(Figure record extracts)
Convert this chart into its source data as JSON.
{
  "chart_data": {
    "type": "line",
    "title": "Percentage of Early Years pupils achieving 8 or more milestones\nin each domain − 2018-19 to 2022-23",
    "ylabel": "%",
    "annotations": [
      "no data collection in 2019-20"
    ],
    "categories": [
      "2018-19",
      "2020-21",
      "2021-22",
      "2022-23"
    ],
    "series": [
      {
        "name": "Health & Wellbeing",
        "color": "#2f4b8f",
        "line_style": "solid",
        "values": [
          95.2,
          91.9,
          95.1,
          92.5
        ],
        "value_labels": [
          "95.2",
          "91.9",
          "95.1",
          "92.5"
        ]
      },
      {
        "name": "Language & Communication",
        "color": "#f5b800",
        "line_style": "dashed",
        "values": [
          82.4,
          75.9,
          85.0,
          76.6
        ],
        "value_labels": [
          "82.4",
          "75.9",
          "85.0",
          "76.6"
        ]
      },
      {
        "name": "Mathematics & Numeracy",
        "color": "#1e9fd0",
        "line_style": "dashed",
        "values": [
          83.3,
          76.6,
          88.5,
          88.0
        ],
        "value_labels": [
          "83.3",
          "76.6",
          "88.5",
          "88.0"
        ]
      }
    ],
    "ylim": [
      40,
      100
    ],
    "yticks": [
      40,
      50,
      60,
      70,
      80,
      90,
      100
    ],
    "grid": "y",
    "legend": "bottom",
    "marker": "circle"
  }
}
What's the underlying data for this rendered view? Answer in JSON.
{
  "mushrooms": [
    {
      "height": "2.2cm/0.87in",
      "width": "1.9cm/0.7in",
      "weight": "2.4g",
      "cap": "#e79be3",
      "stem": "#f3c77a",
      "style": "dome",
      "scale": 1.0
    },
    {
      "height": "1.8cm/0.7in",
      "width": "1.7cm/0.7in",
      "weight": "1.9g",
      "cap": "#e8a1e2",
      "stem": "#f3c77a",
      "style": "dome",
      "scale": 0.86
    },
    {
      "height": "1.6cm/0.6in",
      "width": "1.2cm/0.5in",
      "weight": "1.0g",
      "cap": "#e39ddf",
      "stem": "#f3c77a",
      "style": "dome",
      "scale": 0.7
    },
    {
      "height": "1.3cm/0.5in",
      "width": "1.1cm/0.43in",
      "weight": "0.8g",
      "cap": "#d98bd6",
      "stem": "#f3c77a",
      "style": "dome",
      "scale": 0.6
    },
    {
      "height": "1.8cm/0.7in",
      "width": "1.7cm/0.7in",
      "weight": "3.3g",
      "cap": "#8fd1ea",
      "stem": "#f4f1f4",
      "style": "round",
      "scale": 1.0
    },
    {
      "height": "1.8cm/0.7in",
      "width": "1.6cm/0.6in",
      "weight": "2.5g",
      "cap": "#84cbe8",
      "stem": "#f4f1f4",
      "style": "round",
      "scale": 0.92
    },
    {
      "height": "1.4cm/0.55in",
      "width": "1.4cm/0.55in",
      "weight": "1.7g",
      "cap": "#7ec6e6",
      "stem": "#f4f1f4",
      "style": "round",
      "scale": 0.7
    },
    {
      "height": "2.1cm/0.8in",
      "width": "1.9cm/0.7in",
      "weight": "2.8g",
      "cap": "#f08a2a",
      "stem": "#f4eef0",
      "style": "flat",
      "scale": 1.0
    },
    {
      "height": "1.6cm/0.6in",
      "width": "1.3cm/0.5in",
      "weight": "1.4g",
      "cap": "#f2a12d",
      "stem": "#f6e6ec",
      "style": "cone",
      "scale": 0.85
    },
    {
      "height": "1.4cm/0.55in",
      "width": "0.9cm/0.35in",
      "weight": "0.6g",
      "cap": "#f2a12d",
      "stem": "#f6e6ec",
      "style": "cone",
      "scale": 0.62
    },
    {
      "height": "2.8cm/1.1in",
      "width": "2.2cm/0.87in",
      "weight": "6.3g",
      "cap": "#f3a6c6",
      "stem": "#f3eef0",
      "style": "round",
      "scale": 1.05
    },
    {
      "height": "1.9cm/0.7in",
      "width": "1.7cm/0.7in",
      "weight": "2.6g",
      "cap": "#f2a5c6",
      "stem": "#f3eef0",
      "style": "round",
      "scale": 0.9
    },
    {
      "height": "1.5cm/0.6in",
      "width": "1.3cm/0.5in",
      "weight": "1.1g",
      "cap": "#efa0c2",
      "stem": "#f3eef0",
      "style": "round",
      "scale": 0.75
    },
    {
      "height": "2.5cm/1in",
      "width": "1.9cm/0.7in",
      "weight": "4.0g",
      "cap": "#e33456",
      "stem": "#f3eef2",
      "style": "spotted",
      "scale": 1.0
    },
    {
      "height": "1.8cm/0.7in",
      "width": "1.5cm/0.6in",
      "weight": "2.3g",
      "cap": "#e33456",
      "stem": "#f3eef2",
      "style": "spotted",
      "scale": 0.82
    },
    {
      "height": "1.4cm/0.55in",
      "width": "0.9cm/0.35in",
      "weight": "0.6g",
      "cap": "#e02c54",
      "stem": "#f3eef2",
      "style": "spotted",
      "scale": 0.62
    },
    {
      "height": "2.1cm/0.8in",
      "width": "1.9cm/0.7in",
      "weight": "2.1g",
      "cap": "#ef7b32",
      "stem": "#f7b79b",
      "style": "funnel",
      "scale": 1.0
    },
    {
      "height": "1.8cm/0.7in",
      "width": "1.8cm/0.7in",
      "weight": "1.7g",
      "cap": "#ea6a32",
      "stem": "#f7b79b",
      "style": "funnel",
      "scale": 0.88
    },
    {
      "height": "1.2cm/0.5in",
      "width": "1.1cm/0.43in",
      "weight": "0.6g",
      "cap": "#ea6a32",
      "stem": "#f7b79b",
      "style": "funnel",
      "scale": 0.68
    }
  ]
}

> **Problem description**: List each line of the entries that holds the string "color".

> **Written response**:
        "color": "#2f4b8f",
        "color": "#f5b800",
        "color": "#1e9fd0",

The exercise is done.